EXERCISE REQUIREMENTS:
Look through the data below. Collect every line where the word "ylabel" occurs.

• • •

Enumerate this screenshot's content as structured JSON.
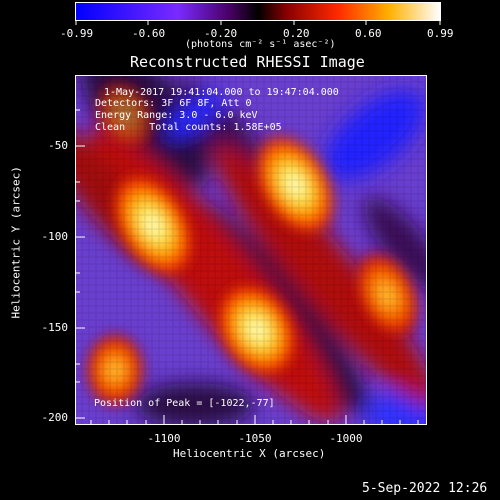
{
  "colorbar": {
    "tick_labels": [
      "-0.99",
      "-0.60",
      "-0.20",
      "0.20",
      "0.60",
      "0.99"
    ],
    "units": "(photons cm⁻² s⁻¹ asec⁻²)"
  },
  "image": {
    "title": "Reconstructed RHESSI Image",
    "overlay_lines": [
      "1-May-2017 19:41:04.000 to 19:47:04.000",
      "Detectors: 3F 6F 8F, Att 0",
      "Energy Range: 3.0 - 6.0 keV",
      "Clean    Total counts: 1.58E+05"
    ],
    "peak_text": "Position of Peak = [-1022,-77]",
    "xlabel": "Heliocentric X (arcsec)",
    "ylabel": "Heliocentric Y (arcsec)",
    "x_ticks": [
      "-1100",
      "-1050",
      "-1000"
    ],
    "y_ticks": [
      "-50",
      "-100",
      "-150",
      "-200"
    ]
  },
  "footer": {
    "timestamp": "5-Sep-2022 12:26"
  }
}
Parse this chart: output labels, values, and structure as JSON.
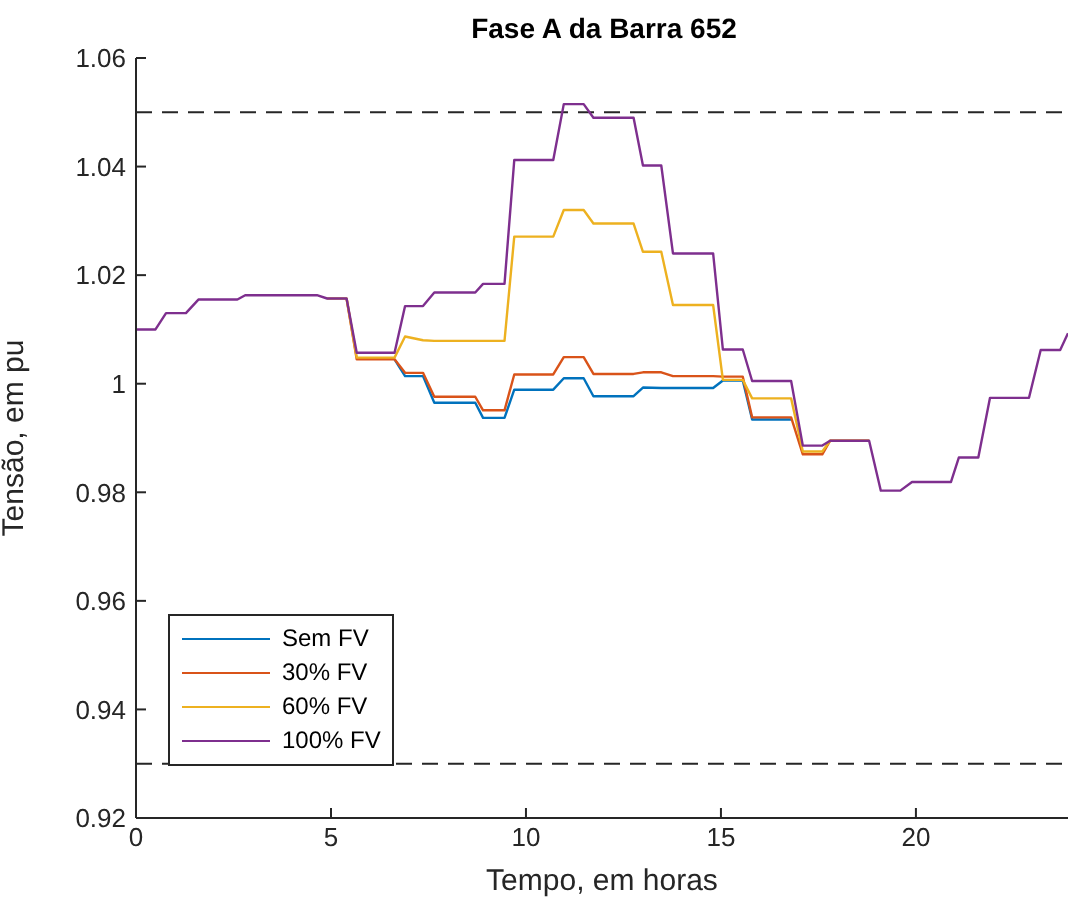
{
  "chart_data": {
    "type": "line",
    "title": "Fase A da Barra 652",
    "xlabel": "Tempo, em horas",
    "ylabel": "Tensão, em pu",
    "x": [
      0,
      0.5,
      0.77,
      1.28,
      1.6,
      2.6,
      2.8,
      4.64,
      4.9,
      5.4,
      5.66,
      6.63,
      6.9,
      7.36,
      7.65,
      8.7,
      8.9,
      9.45,
      9.7,
      10.7,
      10.97,
      11.48,
      11.73,
      12.76,
      13.0,
      13.47,
      13.77,
      14.8,
      15.05,
      15.56,
      15.8,
      16.8,
      17.1,
      17.6,
      17.8,
      18.8,
      19.1,
      19.6,
      19.9,
      20.9,
      21.1,
      21.6,
      21.9,
      22.9,
      23.2,
      23.7,
      23.9
    ],
    "series": [
      {
        "name": "Sem FV",
        "color": "#0072bd",
        "values": [
          null,
          null,
          null,
          null,
          null,
          null,
          null,
          null,
          null,
          null,
          null,
          1.0045,
          1.0014,
          1.0014,
          0.9965,
          0.9965,
          0.9937,
          0.9937,
          0.9989,
          0.9989,
          1.001,
          1.001,
          0.9977,
          0.9977,
          0.9993,
          0.9992,
          0.9992,
          0.9992,
          1.0006,
          1.0006,
          0.9934,
          0.9934,
          null,
          null,
          null,
          null,
          null,
          null,
          null,
          null,
          null,
          null,
          null,
          null,
          null,
          null,
          null
        ]
      },
      {
        "name": "30% FV",
        "color": "#d95319",
        "values": [
          null,
          null,
          null,
          null,
          null,
          null,
          null,
          null,
          null,
          1.0157,
          1.0045,
          1.0045,
          1.002,
          1.002,
          0.9976,
          0.9976,
          0.9951,
          0.9951,
          1.0017,
          1.0017,
          1.0049,
          1.0049,
          1.0018,
          1.0018,
          1.0021,
          1.0021,
          1.0014,
          1.0014,
          1.0013,
          1.0013,
          0.9938,
          0.9938,
          0.987,
          0.987,
          0.9895,
          0.9895,
          null,
          null,
          null,
          null,
          null,
          null,
          null,
          null,
          null,
          null,
          null
        ]
      },
      {
        "name": "60% FV",
        "color": "#edb120",
        "values": [
          null,
          null,
          null,
          null,
          null,
          null,
          null,
          null,
          1.0157,
          1.0157,
          1.0048,
          1.0048,
          1.0087,
          1.008,
          1.0079,
          1.0079,
          1.0079,
          1.0079,
          1.0271,
          1.0271,
          1.032,
          1.032,
          1.0295,
          1.0295,
          1.0243,
          1.0243,
          1.0145,
          1.0145,
          1.0007,
          1.0007,
          0.9973,
          0.9973,
          0.9875,
          0.9875,
          0.9895,
          0.9895,
          null,
          null,
          null,
          null,
          null,
          null,
          null,
          null,
          null,
          null,
          null
        ]
      },
      {
        "name": "100% FV",
        "color": "#7e2f8e",
        "values": [
          1.01,
          1.01,
          1.013,
          1.013,
          1.0155,
          1.0155,
          1.0163,
          1.0163,
          1.0157,
          1.0157,
          1.0057,
          1.0057,
          1.0143,
          1.0143,
          1.0168,
          1.0168,
          1.0184,
          1.0184,
          1.0412,
          1.0412,
          1.0515,
          1.0515,
          1.049,
          1.049,
          1.0402,
          1.0402,
          1.024,
          1.024,
          1.0063,
          1.0063,
          1.0005,
          1.0005,
          0.9886,
          0.9886,
          0.9895,
          0.9895,
          0.9803,
          0.9803,
          0.9819,
          0.9819,
          0.9864,
          0.9864,
          0.9974,
          0.9974,
          1.0062,
          1.0062,
          1.0093
        ]
      }
    ],
    "xlim": [
      0,
      23.9
    ],
    "xticks": [
      0,
      5,
      10,
      15,
      20
    ],
    "ylim": [
      0.92,
      1.06
    ],
    "yticks": [
      0.92,
      0.94,
      0.96,
      0.98,
      1,
      1.02,
      1.04,
      1.06
    ],
    "ref_lines": [
      {
        "axis": "y",
        "value": 1.05,
        "color": "#262626",
        "line_style": "dashed"
      },
      {
        "axis": "y",
        "value": 0.93,
        "color": "#262626",
        "line_style": "dashed"
      }
    ],
    "grid": false,
    "legend": "bottom left"
  }
}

• • •

CORRECT ANSWER:
    "ylabel": "Heliocentric Y (arcsec)",
    "ylabel": "Tensão, em pu",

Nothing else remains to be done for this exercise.